WRITTEN TASK: Gather all lines containing the string "this" and copy them out.

Items from a data source:
::::
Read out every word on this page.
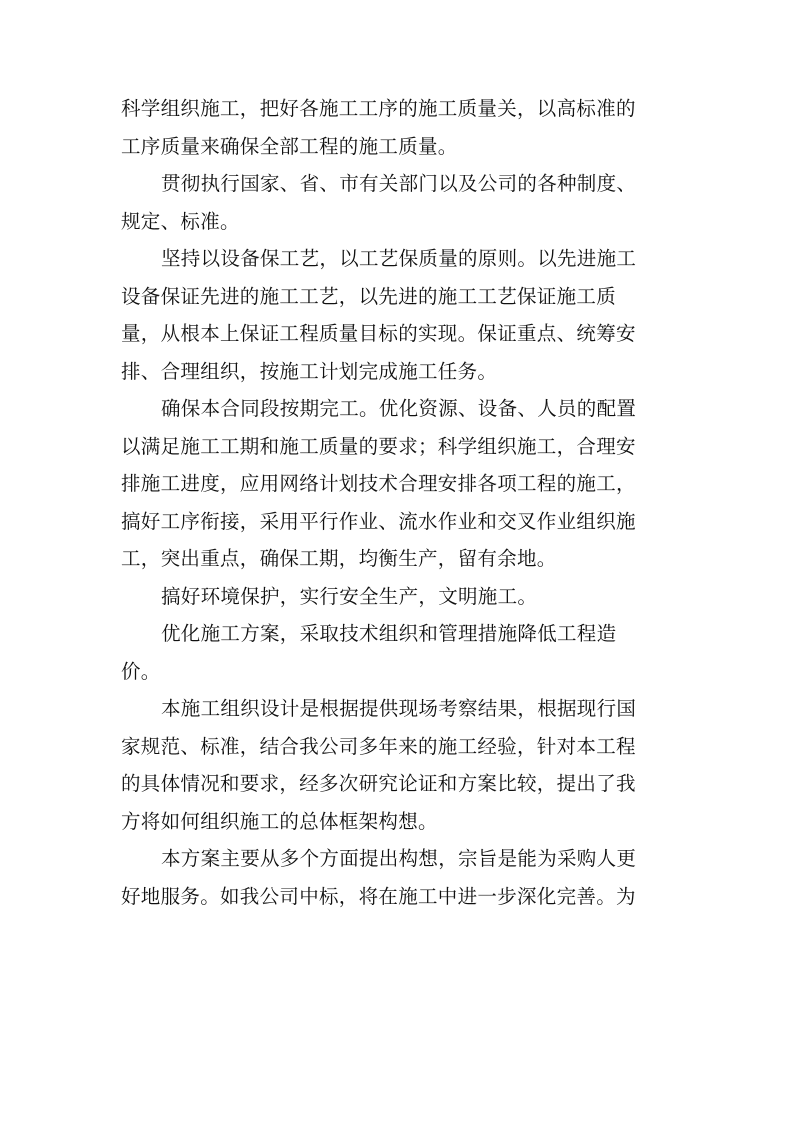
科学组织施工，把好各施工工序的施工质量关，以高标准的
工序质量来确保全部工程的施工质量。

贯彻执行国家、省、市有关部门以及公司的各种制度、
规定、标准。

坚持以设备保工艺，以工艺保质量的原则。以先进施工
设备保证先进的施工工艺，以先进的施工工艺保证施工质
量，从根本上保证工程质量目标的实现。保证重点、统筹安
排、合理组织，按施工计划完成施工任务。

确保本合同段按期完工。优化资源、设备、人员的配置
以满足施工工期和施工质量的要求；科学组织施工，合理安
排施工进度，应用网络计划技术合理安排各项工程的施工，
搞好工序衔接，采用平行作业、流水作业和交叉作业组织施
工，突出重点，确保工期，均衡生产，留有余地。

搞好环境保护，实行安全生产，文明施工。

优化施工方案，采取技术组织和管理措施降低工程造
价。

本施工组织设计是根据提供现场考察结果，根据现行国
家规范、标准，结合我公司多年来的施工经验，针对本工程
的具体情况和要求，经多次研究论证和方案比较，提出了我
方将如何组织施工的总体框架构想。

本方案主要从多个方面提出构想，宗旨是能为采购人更
好地服务。如我公司中标，将在施工中进一步深化完善。为
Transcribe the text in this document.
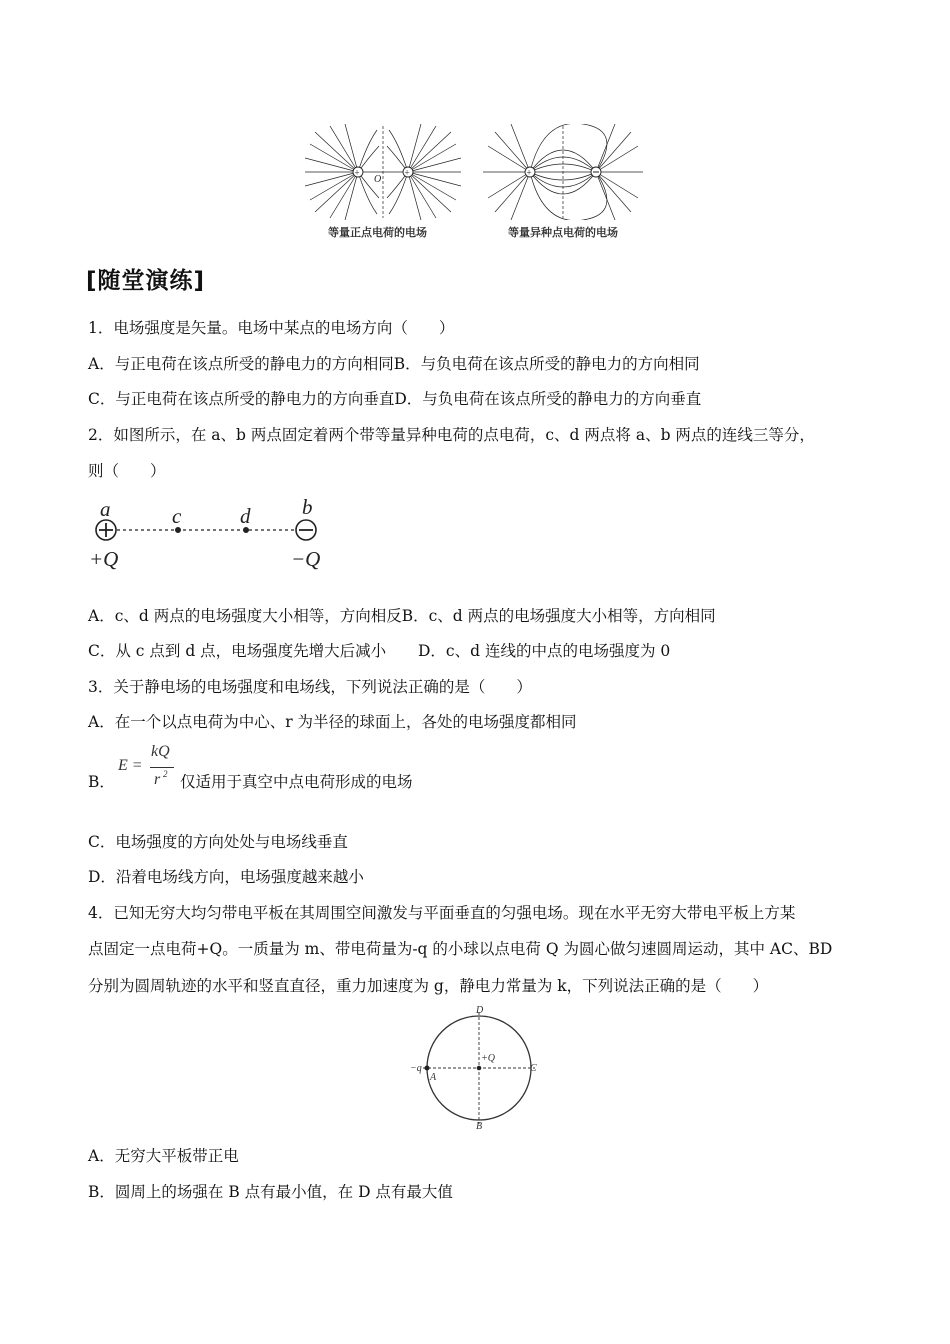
+	+
O
等量正点电荷的电场
+
等量异种点电荷的电场
[随堂演练]
1．电场强度是矢量。电场中某点的电场方向（　　）
A．与正电荷在该点所受的静电力的方向相同B．与负电荷在该点所受的静电力的方向相同
C．与正电荷在该点所受的静电力的方向垂直D．与负电荷在该点所受的静电力的方向垂直
2．如图所示，在 a、b 两点固定着两个带等量异种电荷的点电荷，c、d 两点将 a、b 两点的连线三等分，
则（　　）
a	c	d b
+Q	−Q
A．c、d 两点的电场强度大小相等，方向相反B．c、d 两点的电场强度大小相等，方向相同
C．从 c 点到 d 点，电场强度先增大后减小 D．c、d 连线的中点的电场强度为 0
3．关于静电场的电场强度和电场线，下列说法正确的是（　　）
A．在一个以点电荷为中心、r 为半径的球面上，各处的电场强度都相同
B．
E =
kQ
r 2 仅适用于真空中点电荷形成的电场
C．电场强度的方向处处与电场线垂直
D．沿着电场线方向，电场强度越来越小
4．已知无穷大均匀带电平板在其周围空间激发与平面垂直的匀强电场。现在水平无穷大带电平板上方某
点固定一点电荷+Q。一质量为 m、带电荷量为-q 的小球以点电荷 Q 为圆心做匀速圆周运动，其中 AC、BD
分别为圆周轨迹的水平和竖直直径，重力加速度为 g，静电力常量为 k，下列说法正确的是（　　）
D
B
A
C
−q
+Q
A．无穷大平板带正电
B．圆周上的场强在 B 点有最小值，在 D 点有最大值
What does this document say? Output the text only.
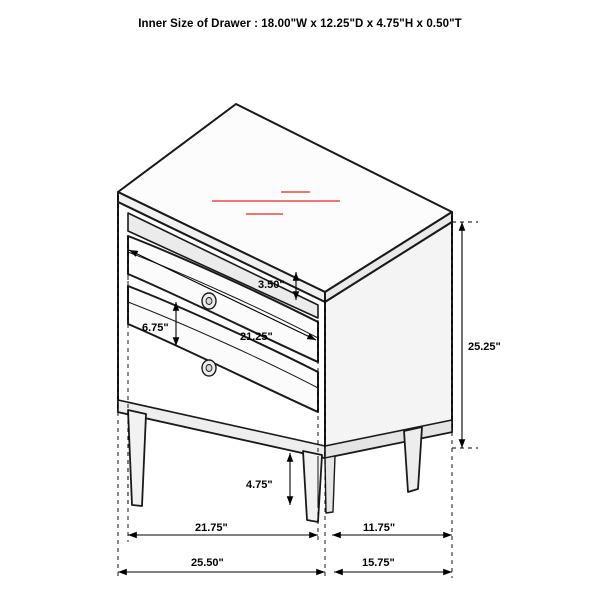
Inner Size of Drawer : 18.00"W x 12.25"D x 4.75"H x 0.50"T
3.50"
6.75"
21.25"
25.25"
4.75"
21.75"	11.75"
25.50"	15.75"
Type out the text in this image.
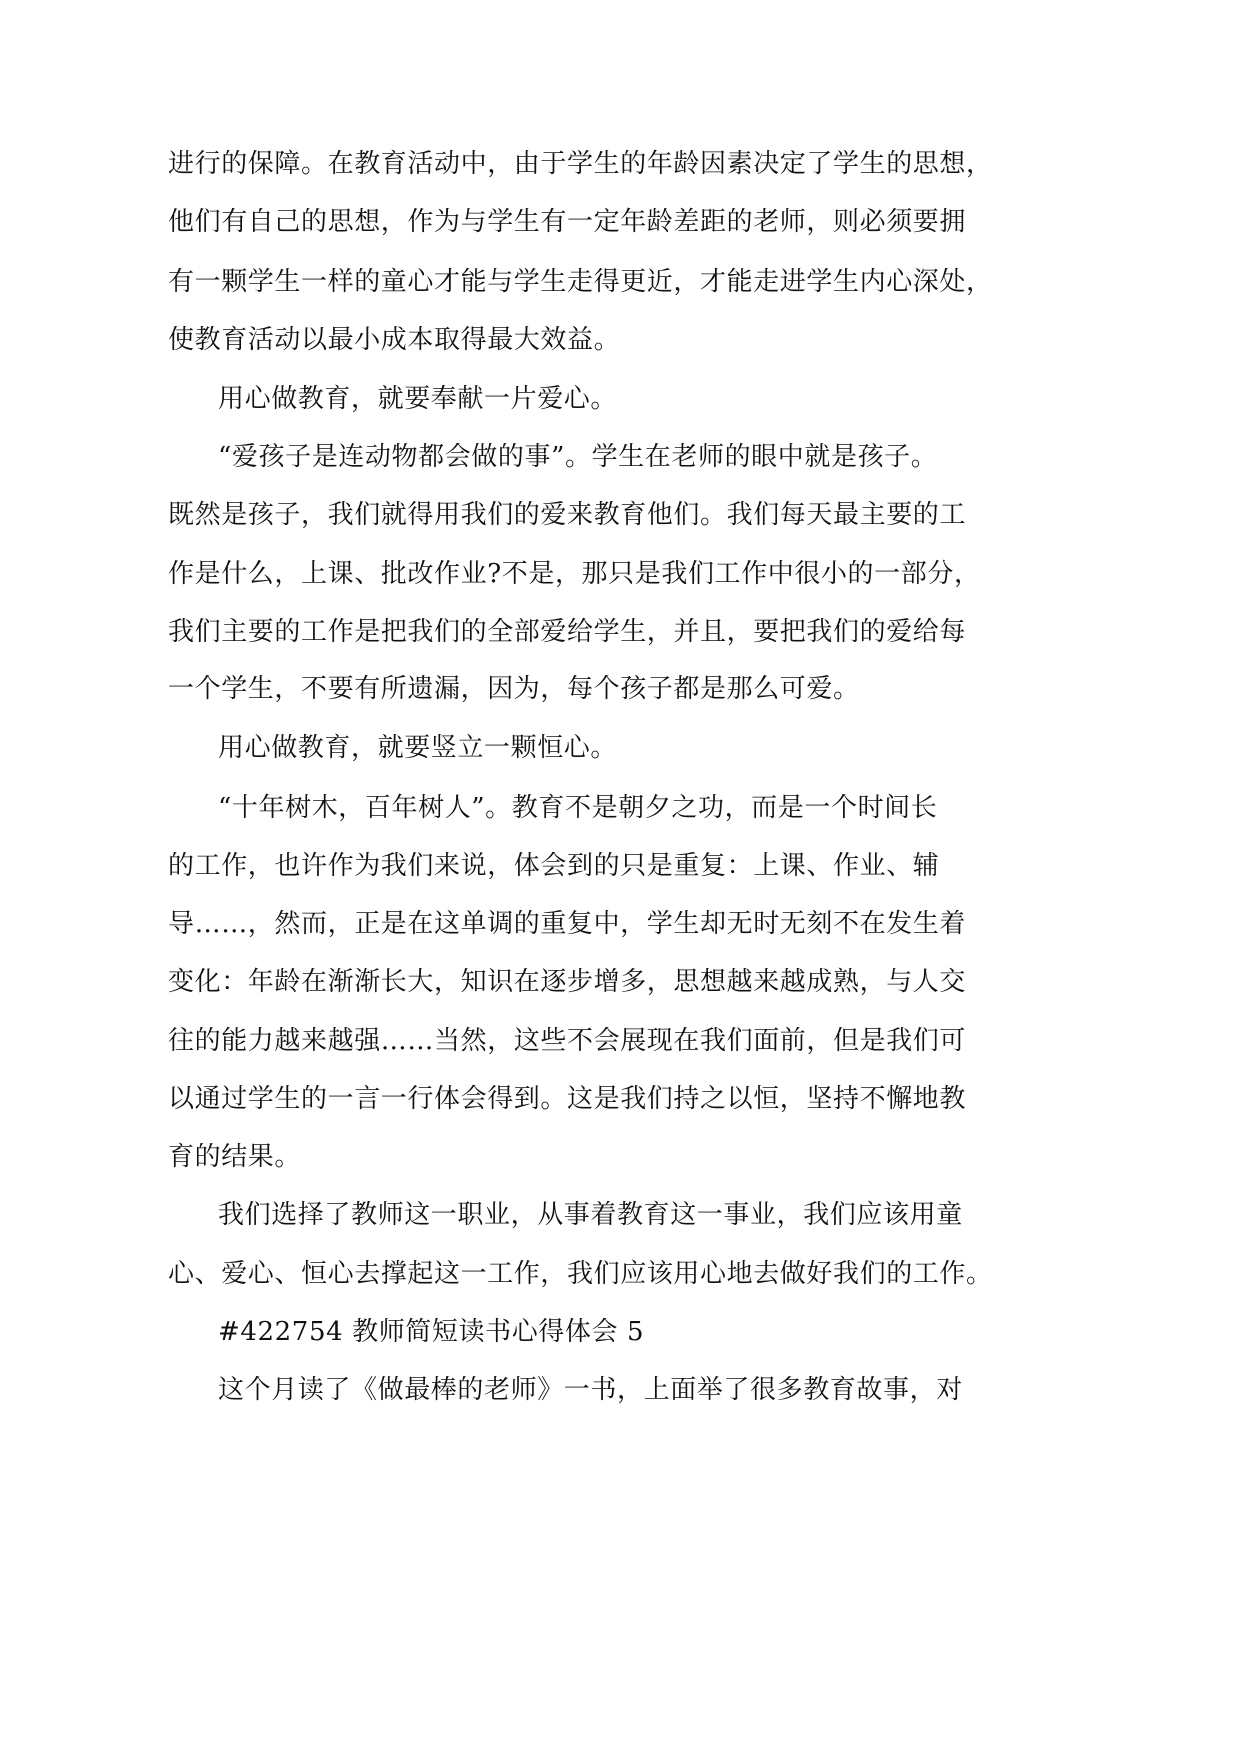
进行的保障。在教育活动中，由于学生的年龄因素决定了学生的思想，
他们有自己的思想，作为与学生有一定年龄差距的老师，则必须要拥
有一颗学生一样的童心才能与学生走得更近，才能走进学生内心深处，
使教育活动以最小成本取得最大效益。
用心做教育，就要奉献一片爱心。
“爱孩子是连动物都会做的事”。学生在老师的眼中就是孩子。
既然是孩子，我们就得用我们的爱来教育他们。我们每天最主要的工
作是什么，上课、批改作业?不是，那只是我们工作中很小的一部分，
我们主要的工作是把我们的全部爱给学生，并且，要把我们的爱给每
一个学生，不要有所遗漏，因为，每个孩子都是那么可爱。
用心做教育，就要竖立一颗恒心。
“十年树木，百年树人”。教育不是朝夕之功，而是一个时间长
的工作，也许作为我们来说，体会到的只是重复：上课、作业、辅
导……，然而，正是在这单调的重复中，学生却无时无刻不在发生着
变化：年龄在渐渐长大，知识在逐步增多，思想越来越成熟，与人交
往的能力越来越强……当然，这些不会展现在我们面前，但是我们可
以通过学生的一言一行体会得到。这是我们持之以恒，坚持不懈地教
育的结果。
我们选择了教师这一职业，从事着教育这一事业，我们应该用童
心、爱心、恒心去撑起这一工作，我们应该用心地去做好我们的工作。
#422754 教师简短读书心得体会 5
这个月读了《做最棒的老师》一书，上面举了很多教育故事，对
::::
COMPLETED EXERCISE:
Read out every word on this page.
Transcribe the text in this document.
What does this document say? Output the text only.
Type out the text in this image.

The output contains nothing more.